> **Problem details**:
Determine how many lines of the entries contain "решают". Reply with that number alone.

*** Provided records

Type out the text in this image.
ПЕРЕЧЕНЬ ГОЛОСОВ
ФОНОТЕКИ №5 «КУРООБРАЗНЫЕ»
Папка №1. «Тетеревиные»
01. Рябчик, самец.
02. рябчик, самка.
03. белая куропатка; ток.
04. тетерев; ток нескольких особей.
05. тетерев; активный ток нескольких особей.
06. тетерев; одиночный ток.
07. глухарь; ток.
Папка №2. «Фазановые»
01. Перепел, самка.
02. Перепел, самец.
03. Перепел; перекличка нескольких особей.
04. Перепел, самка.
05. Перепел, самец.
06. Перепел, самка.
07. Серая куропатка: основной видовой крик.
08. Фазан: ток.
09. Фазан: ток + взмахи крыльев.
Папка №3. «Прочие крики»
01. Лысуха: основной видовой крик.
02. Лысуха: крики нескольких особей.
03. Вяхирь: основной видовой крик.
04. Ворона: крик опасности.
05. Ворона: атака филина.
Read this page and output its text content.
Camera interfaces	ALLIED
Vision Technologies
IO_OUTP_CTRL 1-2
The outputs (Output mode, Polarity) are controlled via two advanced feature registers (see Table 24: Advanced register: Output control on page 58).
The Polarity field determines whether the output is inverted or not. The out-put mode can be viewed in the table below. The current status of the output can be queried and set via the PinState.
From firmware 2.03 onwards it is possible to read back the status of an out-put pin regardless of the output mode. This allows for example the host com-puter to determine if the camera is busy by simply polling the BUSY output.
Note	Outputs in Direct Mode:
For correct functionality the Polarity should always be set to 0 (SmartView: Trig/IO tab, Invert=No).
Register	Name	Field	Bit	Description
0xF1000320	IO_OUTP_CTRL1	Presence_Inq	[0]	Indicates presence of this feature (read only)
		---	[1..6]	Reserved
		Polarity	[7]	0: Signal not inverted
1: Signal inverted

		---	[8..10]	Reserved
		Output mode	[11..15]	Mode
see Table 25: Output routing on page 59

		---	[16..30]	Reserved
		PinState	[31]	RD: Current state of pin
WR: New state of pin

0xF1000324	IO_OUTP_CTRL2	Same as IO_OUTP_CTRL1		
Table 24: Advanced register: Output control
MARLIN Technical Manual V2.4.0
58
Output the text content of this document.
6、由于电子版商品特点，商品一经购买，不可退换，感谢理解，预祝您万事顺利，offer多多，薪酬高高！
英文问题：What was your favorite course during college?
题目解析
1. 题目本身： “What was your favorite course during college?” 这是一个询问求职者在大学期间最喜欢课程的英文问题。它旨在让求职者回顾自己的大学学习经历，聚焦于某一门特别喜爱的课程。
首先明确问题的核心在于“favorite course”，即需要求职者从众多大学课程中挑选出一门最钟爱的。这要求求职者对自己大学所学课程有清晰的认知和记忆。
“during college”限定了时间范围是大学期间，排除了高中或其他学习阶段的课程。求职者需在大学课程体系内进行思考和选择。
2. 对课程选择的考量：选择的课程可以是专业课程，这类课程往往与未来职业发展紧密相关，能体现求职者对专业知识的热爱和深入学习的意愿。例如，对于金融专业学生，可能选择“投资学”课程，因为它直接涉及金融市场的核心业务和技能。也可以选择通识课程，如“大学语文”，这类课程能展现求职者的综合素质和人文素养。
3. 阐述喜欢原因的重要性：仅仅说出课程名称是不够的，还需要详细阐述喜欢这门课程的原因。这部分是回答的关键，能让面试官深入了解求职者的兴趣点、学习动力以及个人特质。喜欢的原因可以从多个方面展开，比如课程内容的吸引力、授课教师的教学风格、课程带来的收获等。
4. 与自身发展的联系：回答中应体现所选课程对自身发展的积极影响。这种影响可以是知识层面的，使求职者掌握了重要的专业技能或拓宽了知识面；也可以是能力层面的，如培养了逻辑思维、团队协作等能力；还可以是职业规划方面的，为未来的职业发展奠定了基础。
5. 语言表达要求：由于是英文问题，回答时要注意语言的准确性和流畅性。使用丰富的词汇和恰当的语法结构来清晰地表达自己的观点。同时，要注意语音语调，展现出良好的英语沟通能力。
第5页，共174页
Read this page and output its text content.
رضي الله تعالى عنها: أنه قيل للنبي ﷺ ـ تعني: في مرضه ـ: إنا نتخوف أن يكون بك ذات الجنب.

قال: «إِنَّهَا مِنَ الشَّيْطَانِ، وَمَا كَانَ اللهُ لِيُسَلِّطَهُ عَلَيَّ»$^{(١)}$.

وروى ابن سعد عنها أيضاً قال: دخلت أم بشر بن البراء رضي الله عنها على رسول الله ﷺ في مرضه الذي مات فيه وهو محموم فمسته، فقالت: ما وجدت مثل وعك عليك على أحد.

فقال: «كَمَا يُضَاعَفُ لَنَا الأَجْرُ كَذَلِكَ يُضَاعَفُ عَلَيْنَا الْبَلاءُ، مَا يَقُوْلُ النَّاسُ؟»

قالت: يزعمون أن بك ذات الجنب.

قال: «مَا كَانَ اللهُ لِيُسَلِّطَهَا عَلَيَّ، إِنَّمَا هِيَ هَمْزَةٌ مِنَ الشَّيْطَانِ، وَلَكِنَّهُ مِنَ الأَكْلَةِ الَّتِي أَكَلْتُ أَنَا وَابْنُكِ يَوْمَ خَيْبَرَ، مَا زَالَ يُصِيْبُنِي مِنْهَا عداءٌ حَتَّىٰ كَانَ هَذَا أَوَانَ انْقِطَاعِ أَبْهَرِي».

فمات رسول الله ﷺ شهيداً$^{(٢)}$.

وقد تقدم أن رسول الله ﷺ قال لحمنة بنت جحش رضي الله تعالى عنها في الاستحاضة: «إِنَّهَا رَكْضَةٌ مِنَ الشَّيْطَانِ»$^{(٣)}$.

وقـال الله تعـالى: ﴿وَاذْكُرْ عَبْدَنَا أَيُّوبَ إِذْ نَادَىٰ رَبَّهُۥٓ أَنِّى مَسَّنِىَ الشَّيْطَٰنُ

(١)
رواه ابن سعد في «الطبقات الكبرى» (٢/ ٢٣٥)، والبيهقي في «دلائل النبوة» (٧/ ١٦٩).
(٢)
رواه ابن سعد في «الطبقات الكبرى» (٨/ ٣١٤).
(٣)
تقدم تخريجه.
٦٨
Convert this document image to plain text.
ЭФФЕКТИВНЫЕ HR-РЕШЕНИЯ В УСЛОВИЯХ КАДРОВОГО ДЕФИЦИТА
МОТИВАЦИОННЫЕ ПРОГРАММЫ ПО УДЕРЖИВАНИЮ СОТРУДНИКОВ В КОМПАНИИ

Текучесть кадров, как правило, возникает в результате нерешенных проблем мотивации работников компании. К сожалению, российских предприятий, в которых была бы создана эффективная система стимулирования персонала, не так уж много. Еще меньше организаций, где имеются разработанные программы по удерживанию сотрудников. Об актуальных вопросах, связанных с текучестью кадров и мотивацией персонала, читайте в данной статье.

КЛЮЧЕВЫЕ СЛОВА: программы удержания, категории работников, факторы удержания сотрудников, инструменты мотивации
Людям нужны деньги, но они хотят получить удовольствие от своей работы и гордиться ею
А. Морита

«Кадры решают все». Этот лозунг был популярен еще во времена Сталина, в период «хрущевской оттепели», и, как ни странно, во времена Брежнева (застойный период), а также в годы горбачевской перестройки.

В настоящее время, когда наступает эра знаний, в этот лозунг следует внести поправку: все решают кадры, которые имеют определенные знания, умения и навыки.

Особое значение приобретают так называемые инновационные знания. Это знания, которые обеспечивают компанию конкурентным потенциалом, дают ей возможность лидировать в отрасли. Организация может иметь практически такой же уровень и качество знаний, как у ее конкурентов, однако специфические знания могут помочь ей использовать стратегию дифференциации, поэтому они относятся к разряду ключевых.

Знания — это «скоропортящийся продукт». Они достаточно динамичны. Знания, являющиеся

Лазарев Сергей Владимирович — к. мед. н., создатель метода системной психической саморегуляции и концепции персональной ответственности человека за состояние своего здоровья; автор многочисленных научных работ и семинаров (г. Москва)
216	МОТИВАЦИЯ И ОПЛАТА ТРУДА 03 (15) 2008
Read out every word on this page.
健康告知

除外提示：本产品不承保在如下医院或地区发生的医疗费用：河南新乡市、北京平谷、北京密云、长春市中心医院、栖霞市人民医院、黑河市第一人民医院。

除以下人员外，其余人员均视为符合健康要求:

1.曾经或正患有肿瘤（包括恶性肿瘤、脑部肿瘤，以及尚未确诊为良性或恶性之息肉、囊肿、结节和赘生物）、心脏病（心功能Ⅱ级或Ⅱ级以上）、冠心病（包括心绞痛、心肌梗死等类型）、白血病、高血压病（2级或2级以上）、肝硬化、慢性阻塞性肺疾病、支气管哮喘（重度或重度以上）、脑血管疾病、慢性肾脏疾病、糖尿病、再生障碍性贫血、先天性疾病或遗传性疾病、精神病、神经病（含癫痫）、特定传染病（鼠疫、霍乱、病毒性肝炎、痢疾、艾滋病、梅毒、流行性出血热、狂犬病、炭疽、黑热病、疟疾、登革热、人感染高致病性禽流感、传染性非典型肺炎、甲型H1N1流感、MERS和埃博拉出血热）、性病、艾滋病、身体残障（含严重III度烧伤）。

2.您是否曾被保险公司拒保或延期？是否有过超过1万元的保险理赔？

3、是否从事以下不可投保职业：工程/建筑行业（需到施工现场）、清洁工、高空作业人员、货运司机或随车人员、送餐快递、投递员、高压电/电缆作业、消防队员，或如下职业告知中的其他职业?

******

> **Solution to this task**:
2